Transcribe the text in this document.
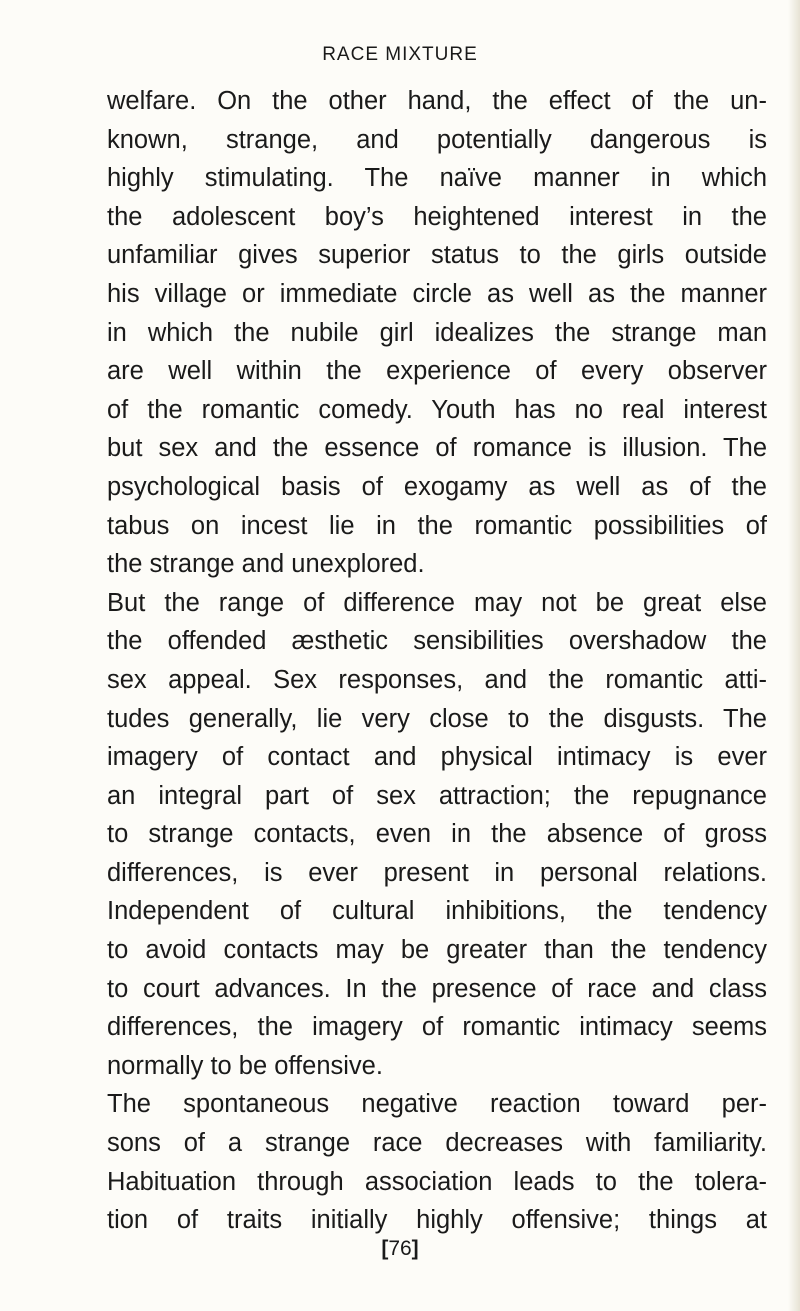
RACE MIXTURE
welfare. On the other hand, the effect of the un-
known, strange, and potentially dangerous is
highly stimulating. The naïve manner in which
the adolescent boy’s heightened interest in the
unfamiliar gives superior status to the girls outside
his village or immediate circle as well as the manner
in which the nubile girl idealizes the strange man
are well within the experience of every observer
of the romantic comedy. Youth has no real interest
but sex and the essence of romance is illusion. The
psychological basis of exogamy as well as of the
tabus on incest lie in the romantic possibilities of
the strange and unexplored.
But the range of difference may not be great else
the offended æsthetic sensibilities overshadow the
sex appeal. Sex responses, and the romantic atti-
tudes generally, lie very close to the disgusts. The
imagery of contact and physical intimacy is ever
an integral part of sex attraction; the repugnance
to strange contacts, even in the absence of gross
differences, is ever present in personal relations.
Independent of cultural inhibitions, the tendency
to avoid contacts may be greater than the tendency
to court advances. In the presence of race and class
differences, the imagery of romantic intimacy seems
normally to be offensive.
The spontaneous negative reaction toward per-
sons of a strange race decreases with familiarity.
Habituation through association leads to the tolera-
tion of traits initially highly offensive; things at
[76]
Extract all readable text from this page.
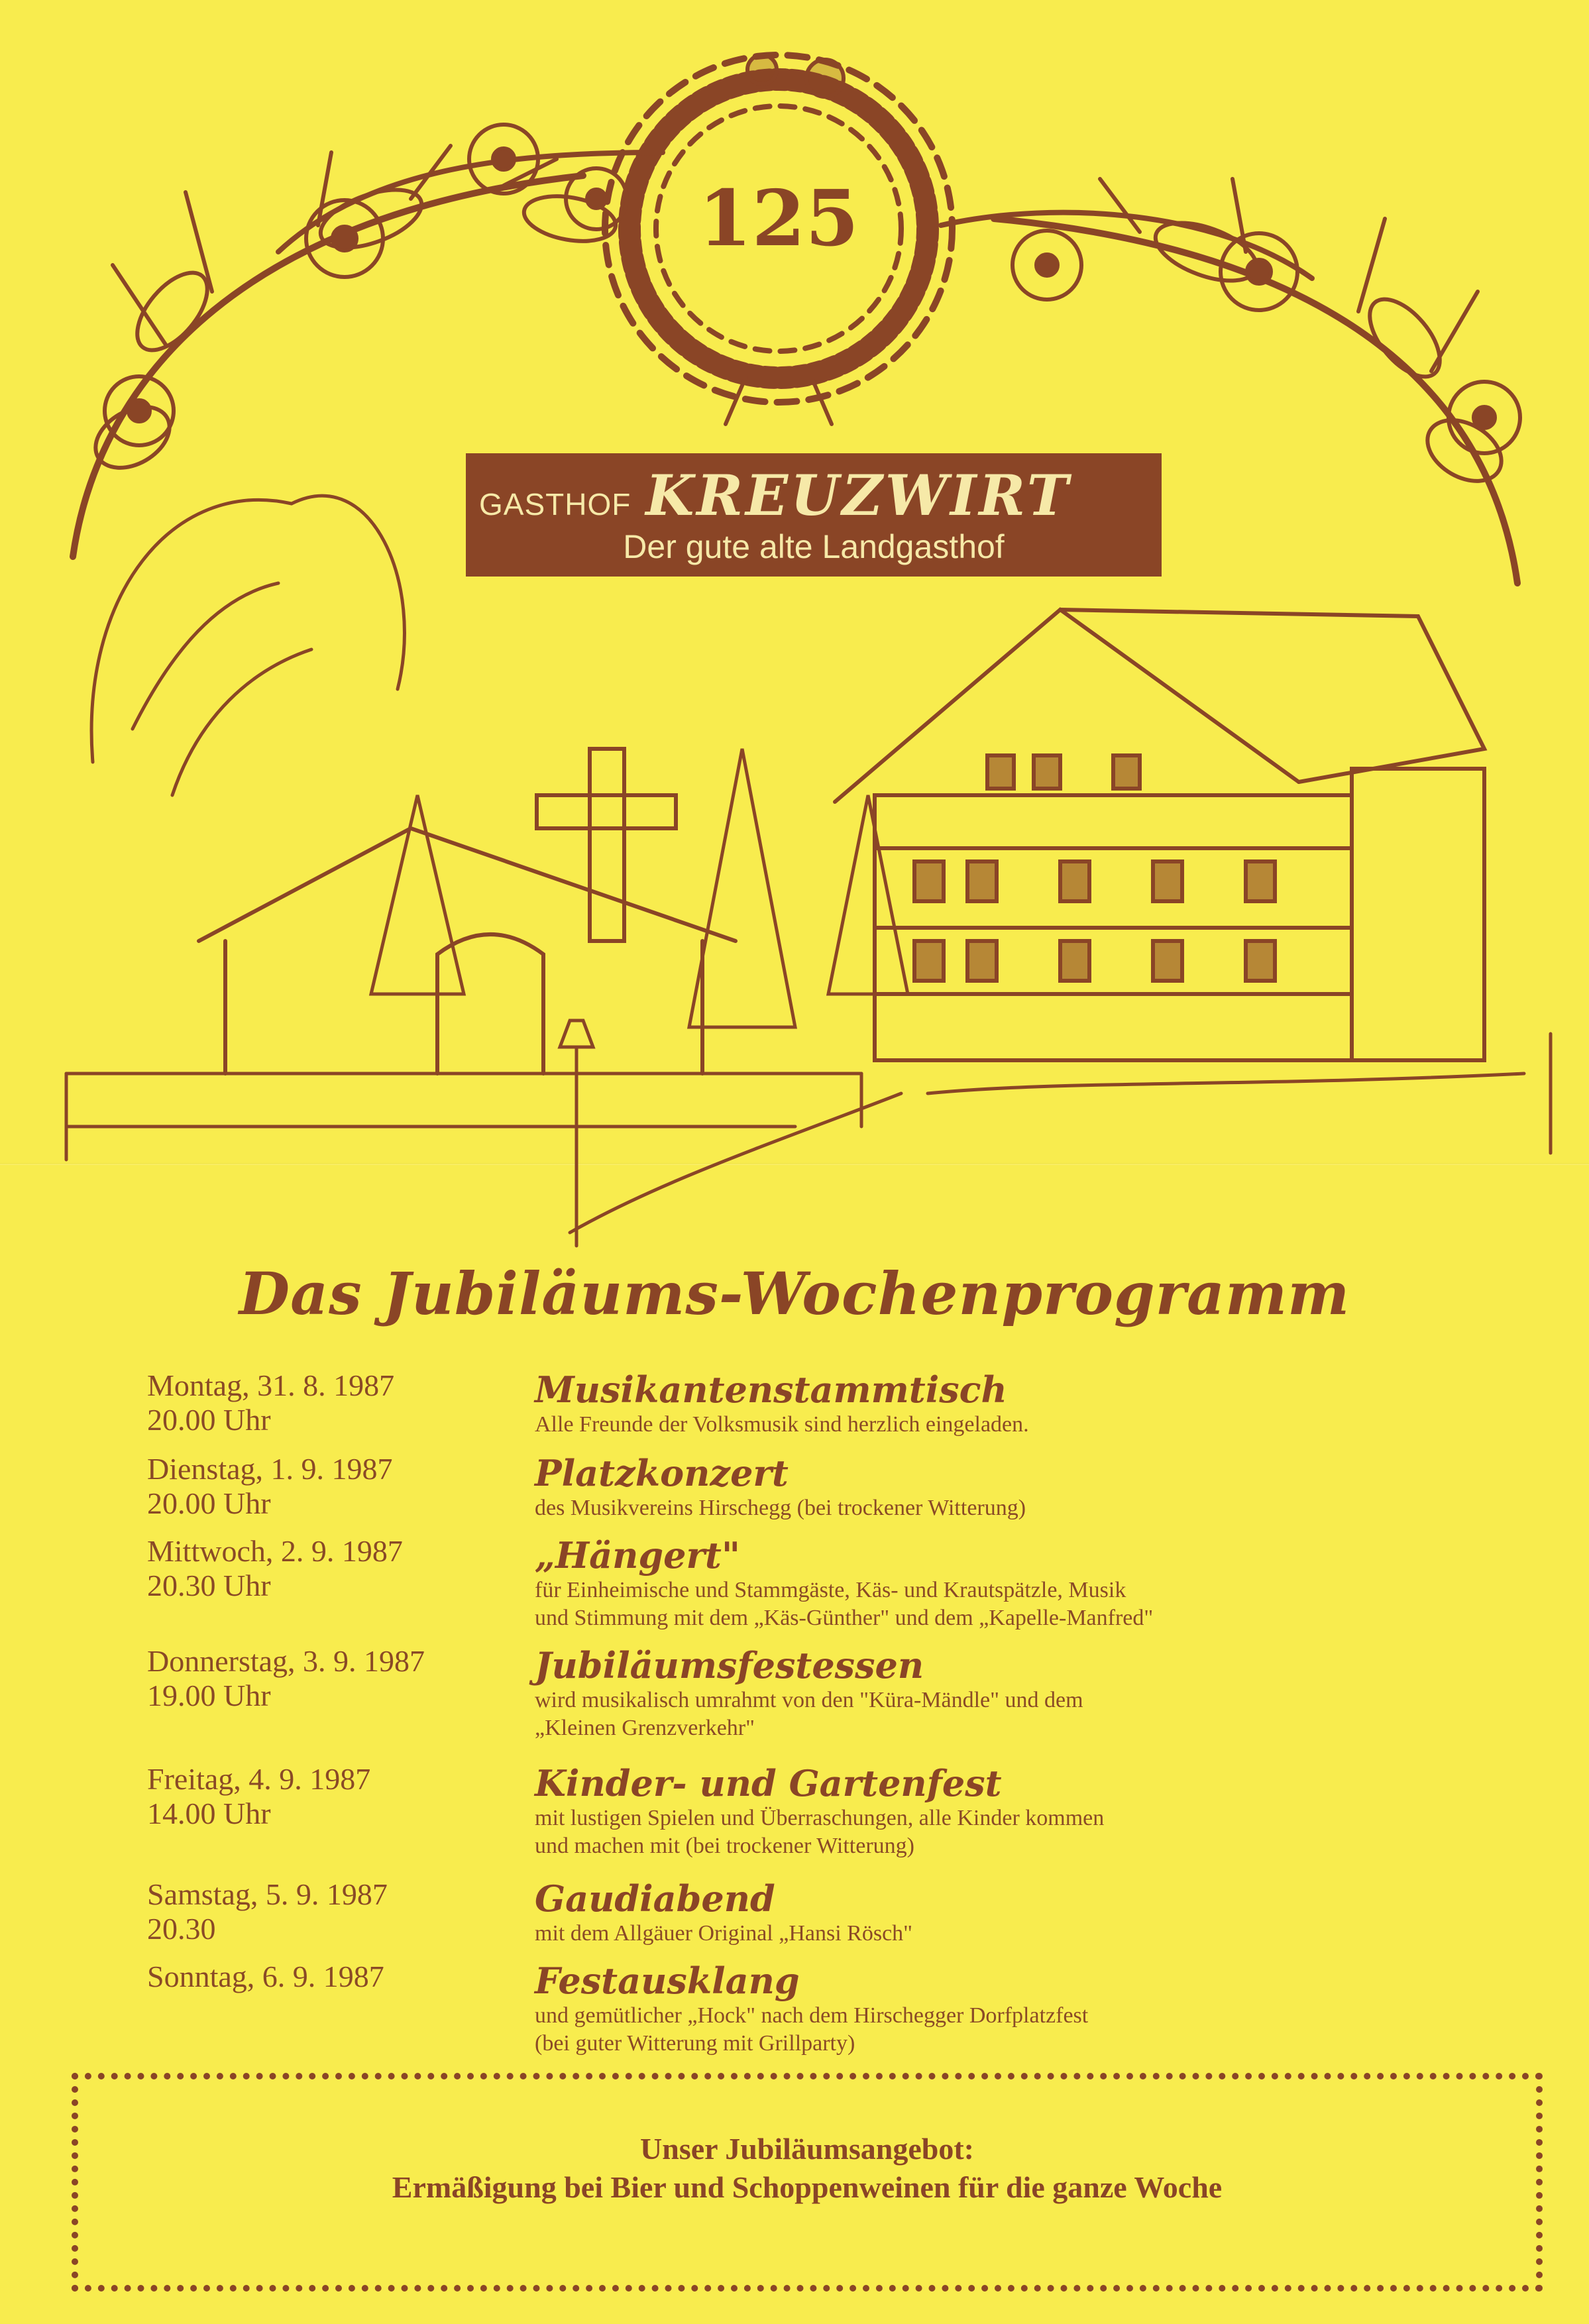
125
GASTHOF KREUZWIRT
Der gute alte Landgasthof
Das Jubiläums-Wochenprogramm
Montag, 31. 8. 1987
20.00 Uhr
Musikantenstammtisch
Alle Freunde der Volksmusik sind herzlich eingeladen.
Dienstag, 1. 9. 1987
20.00 Uhr
Platzkonzert
des Musikvereins Hirschegg (bei trockener Witterung)
Mittwoch, 2. 9. 1987
20.30 Uhr
„Hängert"
für Einheimische und Stammgäste, Käs- und Krautspätzle, Musik
und Stimmung mit dem „Käs-Günther" und dem „Kapelle-Manfred"
Donnerstag, 3. 9. 1987
19.00 Uhr
Jubiläumsfestessen
wird musikalisch umrahmt von den "Küra-Mändle" und dem
„Kleinen Grenzverkehr"
Freitag, 4. 9. 1987
14.00 Uhr
Kinder- und Gartenfest
mit lustigen Spielen und Überraschungen, alle Kinder kommen
und machen mit (bei trockener Witterung)
Samstag, 5. 9. 1987
20.30
Gaudiabend
mit dem Allgäuer Original „Hansi Rösch"
Sonntag, 6. 9. 1987	Festausklang
und gemütlicher „Hock" nach dem Hirschegger Dorfplatzfest
(bei guter Witterung mit Grillparty)
Unser Jubiläumsangebot:
Ermäßigung bei Bier und Schoppenweinen für die ganze Woche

PROBLEM TO SOLVE: Using the records above, output their complete text exactly, minus any images.

FULL RESPONSE:
Transcribe the text in this document.
RACE MIXTURE
welfare. On the other hand, the effect of the un-
known, strange, and potentially dangerous is
highly stimulating. The naïve manner in which
the adolescent boy’s heightened interest in the
unfamiliar gives superior status to the girls outside
his village or immediate circle as well as the manner
in which the nubile girl idealizes the strange man
are well within the experience of every observer
of the romantic comedy. Youth has no real interest
but sex and the essence of romance is illusion. The
psychological basis of exogamy as well as of the
tabus on incest lie in the romantic possibilities of
the strange and unexplored.
But the range of difference may not be great else
the offended æsthetic sensibilities overshadow the
sex appeal. Sex responses, and the romantic atti-
tudes generally, lie very close to the disgusts. The
imagery of contact and physical intimacy is ever
an integral part of sex attraction; the repugnance
to strange contacts, even in the absence of gross
differences, is ever present in personal relations.
Independent of cultural inhibitions, the tendency
to avoid contacts may be greater than the tendency
to court advances. In the presence of race and class
differences, the imagery of romantic intimacy seems
normally to be offensive.
The spontaneous negative reaction toward per-
sons of a strange race decreases with familiarity.
Habituation through association leads to the tolera-
tion of traits initially highly offensive; things at
[76]
Extract all readable text from this page.
125
GASTHOF KREUZWIRT
Der gute alte Landgasthof
Das Jubiläums-Wochenprogramm
Montag, 31. 8. 1987
20.00 Uhr
Musikantenstammtisch
Alle Freunde der Volksmusik sind herzlich eingeladen.
Dienstag, 1. 9. 1987
20.00 Uhr
Platzkonzert
des Musikvereins Hirschegg (bei trockener Witterung)
Mittwoch, 2. 9. 1987
20.30 Uhr
„Hängert"
für Einheimische und Stammgäste, Käs- und Krautspätzle, Musik
und Stimmung mit dem „Käs-Günther" und dem „Kapelle-Manfred"
Donnerstag, 3. 9. 1987
19.00 Uhr
Jubiläumsfestessen
wird musikalisch umrahmt von den "Küra-Mändle" und dem
„Kleinen Grenzverkehr"
Freitag, 4. 9. 1987
14.00 Uhr
Kinder- und Gartenfest
mit lustigen Spielen und Überraschungen, alle Kinder kommen
und machen mit (bei trockener Witterung)
Samstag, 5. 9. 1987
20.30
Gaudiabend
mit dem Allgäuer Original „Hansi Rösch"
Sonntag, 6. 9. 1987	Festausklang
und gemütlicher „Hock" nach dem Hirschegger Dorfplatzfest
(bei guter Witterung mit Grillparty)
Unser Jubiläumsangebot:
Ermäßigung bei Bier und Schoppenweinen für die ganze Woche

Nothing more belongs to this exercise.